• _Objective_: Write the listing below out again exactly, dropping the images.

• _Dataset_:
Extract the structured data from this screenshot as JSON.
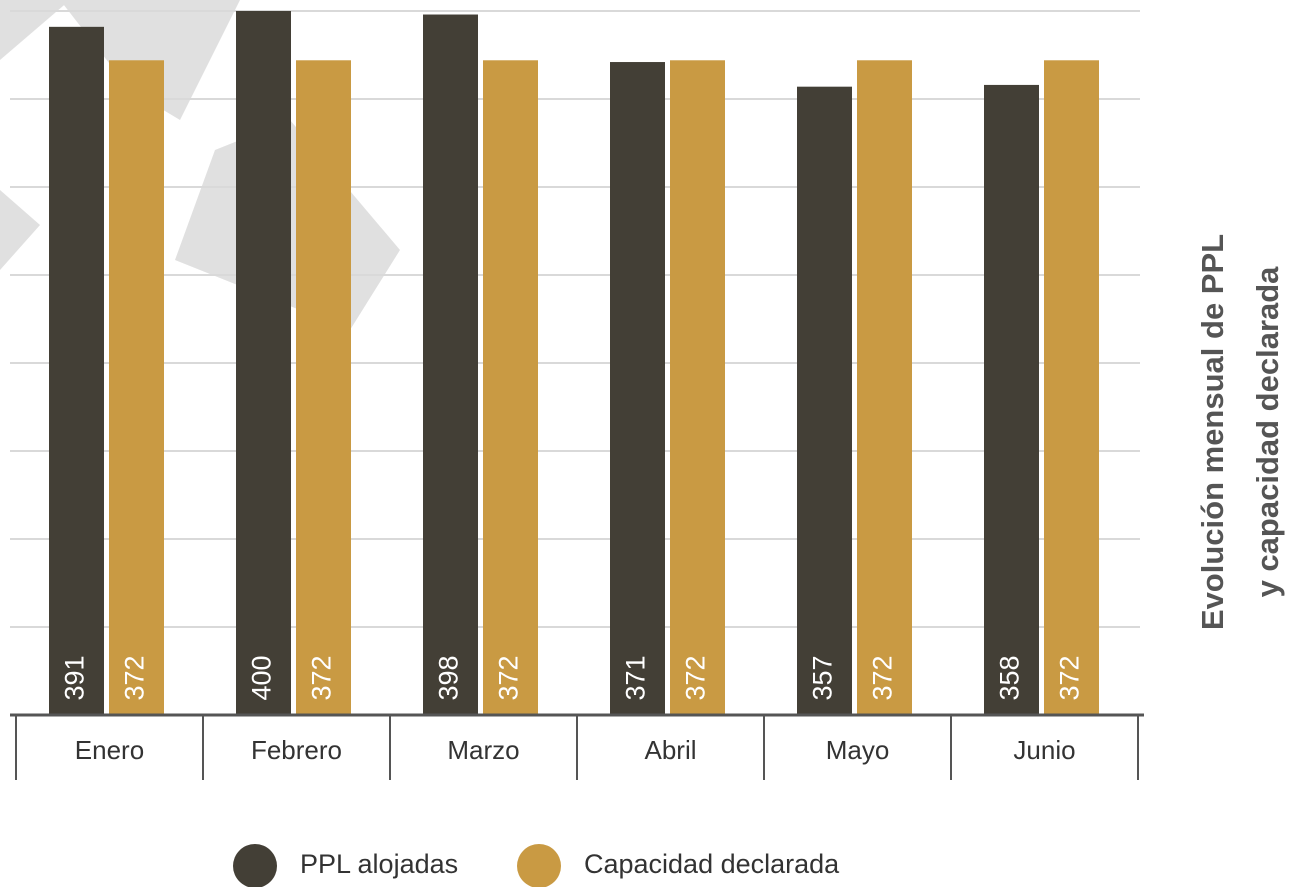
{
  "chart_data": {
    "type": "bar",
    "title": [
      "Evolución mensual de PPL",
      "y capacidad declarada"
    ],
    "categories": [
      "Enero",
      "Febrero",
      "Marzo",
      "Abril",
      "Mayo",
      "Junio"
    ],
    "series": [
      {
        "name": "PPL alojadas",
        "color": "#433f36",
        "values": [
          391,
          400,
          398,
          371,
          357,
          358
        ]
      },
      {
        "name": "Capacidad declarada",
        "color": "#c99a43",
        "values": [
          372,
          372,
          372,
          372,
          372,
          372
        ]
      }
    ],
    "ylim": [
      0,
      400
    ],
    "yticks": [
      0,
      50,
      100,
      150,
      200,
      250,
      300,
      350,
      400
    ],
    "grid": true
  }
}
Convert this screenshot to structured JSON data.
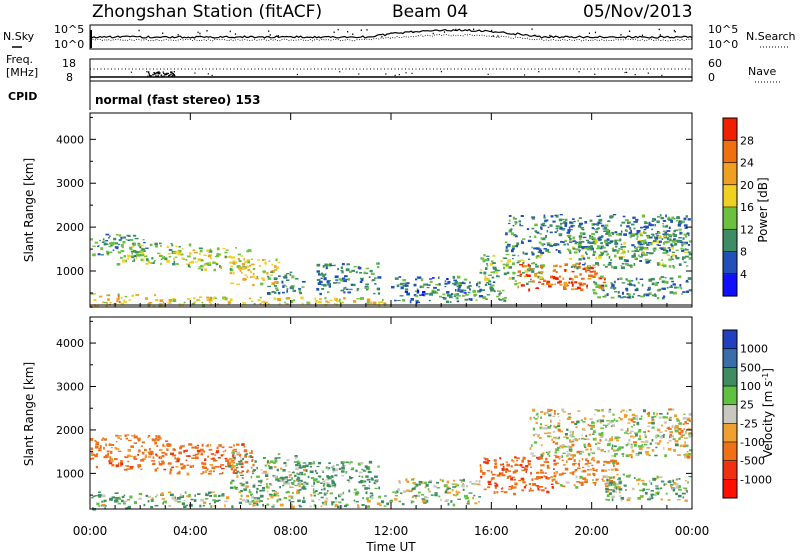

• _Solved exercise_:
Extract the structured data from this screenshot as JSON.
{
  "chart_data": {
    "type": "bar",
    "title": [
      "Evolución mensual de PPL",
      "y capacidad declarada"
    ],
    "categories": [
      "Enero",
      "Febrero",
      "Marzo",
      "Abril",
      "Mayo",
      "Junio"
    ],
    "series": [
      {
        "name": "PPL alojadas",
        "color": "#433f36",
        "values": [
          391,
          400,
          398,
          371,
          357,
          358
        ]
      },
      {
        "name": "Capacidad declarada",
        "color": "#c99a43",
        "values": [
          372,
          372,
          372,
          372,
          372,
          372
        ]
      }
    ],
    "ylim": [
      0,
      400
    ],
    "yticks": [
      0,
      50,
      100,
      150,
      200,
      250,
      300,
      350,
      400
    ],
    "grid": true
  }
}
Convert this screenshot to structured JSON data.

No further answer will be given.